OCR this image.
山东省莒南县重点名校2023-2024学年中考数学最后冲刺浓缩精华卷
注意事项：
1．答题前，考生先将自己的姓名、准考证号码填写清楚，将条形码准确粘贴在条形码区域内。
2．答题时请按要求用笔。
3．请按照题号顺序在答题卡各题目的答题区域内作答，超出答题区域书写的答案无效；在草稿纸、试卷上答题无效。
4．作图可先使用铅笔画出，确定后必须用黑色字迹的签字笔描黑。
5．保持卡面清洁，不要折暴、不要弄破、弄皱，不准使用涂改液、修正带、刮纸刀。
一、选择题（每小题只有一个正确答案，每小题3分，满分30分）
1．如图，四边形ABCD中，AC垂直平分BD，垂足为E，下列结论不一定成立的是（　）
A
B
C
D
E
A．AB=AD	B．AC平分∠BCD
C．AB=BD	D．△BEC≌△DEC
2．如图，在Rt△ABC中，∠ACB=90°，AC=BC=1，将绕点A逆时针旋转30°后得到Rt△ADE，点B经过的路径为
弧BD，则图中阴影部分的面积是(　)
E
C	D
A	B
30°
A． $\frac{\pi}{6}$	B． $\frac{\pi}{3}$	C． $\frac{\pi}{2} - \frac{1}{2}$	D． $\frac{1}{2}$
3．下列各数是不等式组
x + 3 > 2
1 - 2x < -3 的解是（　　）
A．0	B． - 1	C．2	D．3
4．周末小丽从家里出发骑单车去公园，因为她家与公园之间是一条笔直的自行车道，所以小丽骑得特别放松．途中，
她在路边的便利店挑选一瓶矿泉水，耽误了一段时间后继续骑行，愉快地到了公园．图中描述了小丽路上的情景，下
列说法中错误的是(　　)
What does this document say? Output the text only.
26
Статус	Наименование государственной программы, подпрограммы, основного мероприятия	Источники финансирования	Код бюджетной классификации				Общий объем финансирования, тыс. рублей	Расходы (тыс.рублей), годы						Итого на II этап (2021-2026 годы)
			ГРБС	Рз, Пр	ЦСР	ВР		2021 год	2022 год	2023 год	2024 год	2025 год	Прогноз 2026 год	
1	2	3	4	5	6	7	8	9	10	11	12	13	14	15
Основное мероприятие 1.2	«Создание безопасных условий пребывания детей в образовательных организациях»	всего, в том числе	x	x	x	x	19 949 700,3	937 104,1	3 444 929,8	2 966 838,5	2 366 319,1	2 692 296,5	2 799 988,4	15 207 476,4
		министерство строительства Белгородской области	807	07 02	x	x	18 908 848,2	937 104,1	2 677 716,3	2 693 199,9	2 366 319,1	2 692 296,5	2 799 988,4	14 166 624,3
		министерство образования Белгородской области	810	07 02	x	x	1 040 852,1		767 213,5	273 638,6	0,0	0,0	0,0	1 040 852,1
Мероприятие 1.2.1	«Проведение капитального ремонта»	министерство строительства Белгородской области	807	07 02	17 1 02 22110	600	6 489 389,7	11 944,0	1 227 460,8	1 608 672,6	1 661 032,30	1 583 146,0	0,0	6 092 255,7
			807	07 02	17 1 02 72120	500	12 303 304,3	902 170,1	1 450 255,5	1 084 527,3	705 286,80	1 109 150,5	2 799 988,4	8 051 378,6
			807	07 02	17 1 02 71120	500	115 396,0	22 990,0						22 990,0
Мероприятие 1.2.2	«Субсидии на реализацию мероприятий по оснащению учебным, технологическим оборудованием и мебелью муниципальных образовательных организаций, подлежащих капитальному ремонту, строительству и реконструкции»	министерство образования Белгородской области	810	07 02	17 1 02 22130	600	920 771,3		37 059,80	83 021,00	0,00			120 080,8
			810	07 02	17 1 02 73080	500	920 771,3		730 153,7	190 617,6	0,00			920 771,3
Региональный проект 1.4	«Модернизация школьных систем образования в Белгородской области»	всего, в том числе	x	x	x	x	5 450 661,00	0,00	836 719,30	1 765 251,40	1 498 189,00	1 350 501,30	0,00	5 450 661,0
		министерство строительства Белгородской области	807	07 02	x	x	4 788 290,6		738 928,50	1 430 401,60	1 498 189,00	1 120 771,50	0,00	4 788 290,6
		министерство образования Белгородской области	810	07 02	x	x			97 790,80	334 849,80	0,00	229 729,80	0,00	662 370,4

**PROBLEM DETAILS**
Print all of the entries exactly as they are written.

**ANSWER**
OCR this image.
山东省莒南县重点名校2023-2024学年中考数学最后冲刺浓缩精华卷
注意事项：
1．答题前，考生先将自己的姓名、准考证号码填写清楚，将条形码准确粘贴在条形码区域内。
2．答题时请按要求用笔。
3．请按照题号顺序在答题卡各题目的答题区域内作答，超出答题区域书写的答案无效；在草稿纸、试卷上答题无效。
4．作图可先使用铅笔画出，确定后必须用黑色字迹的签字笔描黑。
5．保持卡面清洁，不要折暴、不要弄破、弄皱，不准使用涂改液、修正带、刮纸刀。
一、选择题（每小题只有一个正确答案，每小题3分，满分30分）
1．如图，四边形ABCD中，AC垂直平分BD，垂足为E，下列结论不一定成立的是（　）
A
B
C
D
E
A．AB=AD	B．AC平分∠BCD
C．AB=BD	D．△BEC≌△DEC
2．如图，在Rt△ABC中，∠ACB=90°，AC=BC=1，将绕点A逆时针旋转30°后得到Rt△ADE，点B经过的路径为
弧BD，则图中阴影部分的面积是(　)
E
C	D
A	B
30°
A． $\frac{\pi}{6}$	B． $\frac{\pi}{3}$	C． $\frac{\pi}{2} - \frac{1}{2}$	D． $\frac{1}{2}$
3．下列各数是不等式组
x + 3 > 2
1 - 2x < -3 的解是（　　）
A．0	B． - 1	C．2	D．3
4．周末小丽从家里出发骑单车去公园，因为她家与公园之间是一条笔直的自行车道，所以小丽骑得特别放松．途中，
她在路边的便利店挑选一瓶矿泉水，耽误了一段时间后继续骑行，愉快地到了公园．图中描述了小丽路上的情景，下
列说法中错误的是(　　)
What does this document say? Output the text only.
26
Статус	Наименование государственной программы, подпрограммы, основного мероприятия	Источники финансирования	Код бюджетной классификации				Общий объем финансирования, тыс. рублей	Расходы (тыс.рублей), годы						Итого на II этап (2021-2026 годы)
			ГРБС	Рз, Пр	ЦСР	ВР		2021 год	2022 год	2023 год	2024 год	2025 год	Прогноз 2026 год	
1	2	3	4	5	6	7	8	9	10	11	12	13	14	15
Основное мероприятие 1.2	«Создание безопасных условий пребывания детей в образовательных организациях»	всего, в том числе	x	x	x	x	19 949 700,3	937 104,1	3 444 929,8	2 966 838,5	2 366 319,1	2 692 296,5	2 799 988,4	15 207 476,4
		министерство строительства Белгородской области	807	07 02	x	x	18 908 848,2	937 104,1	2 677 716,3	2 693 199,9	2 366 319,1	2 692 296,5	2 799 988,4	14 166 624,3
		министерство образования Белгородской области	810	07 02	x	x	1 040 852,1		767 213,5	273 638,6	0,0	0,0	0,0	1 040 852,1
Мероприятие 1.2.1	«Проведение капитального ремонта»	министерство строительства Белгородской области	807	07 02	17 1 02 22110	600	6 489 389,7	11 944,0	1 227 460,8	1 608 672,6	1 661 032,30	1 583 146,0	0,0	6 092 255,7
			807	07 02	17 1 02 72120	500	12 303 304,3	902 170,1	1 450 255,5	1 084 527,3	705 286,80	1 109 150,5	2 799 988,4	8 051 378,6
			807	07 02	17 1 02 71120	500	115 396,0	22 990,0						22 990,0
Мероприятие 1.2.2	«Субсидии на реализацию мероприятий по оснащению учебным, технологическим оборудованием и мебелью муниципальных образовательных организаций, подлежащих капитальному ремонту, строительству и реконструкции»	министерство образования Белгородской области	810	07 02	17 1 02 22130	600	920 771,3		37 059,80	83 021,00	0,00			120 080,8
			810	07 02	17 1 02 73080	500	920 771,3		730 153,7	190 617,6	0,00			920 771,3
Региональный проект 1.4	«Модернизация школьных систем образования в Белгородской области»	всего, в том числе	x	x	x	x	5 450 661,00	0,00	836 719,30	1 765 251,40	1 498 189,00	1 350 501,30	0,00	5 450 661,0
		министерство строительства Белгородской области	807	07 02	x	x	4 788 290,6		738 928,50	1 430 401,60	1 498 189,00	1 120 771,50	0,00	4 788 290,6
		министерство образования Белгородской области	810	07 02	x	x			97 790,80	334 849,80	0,00	229 729,80	0,00	662 370,4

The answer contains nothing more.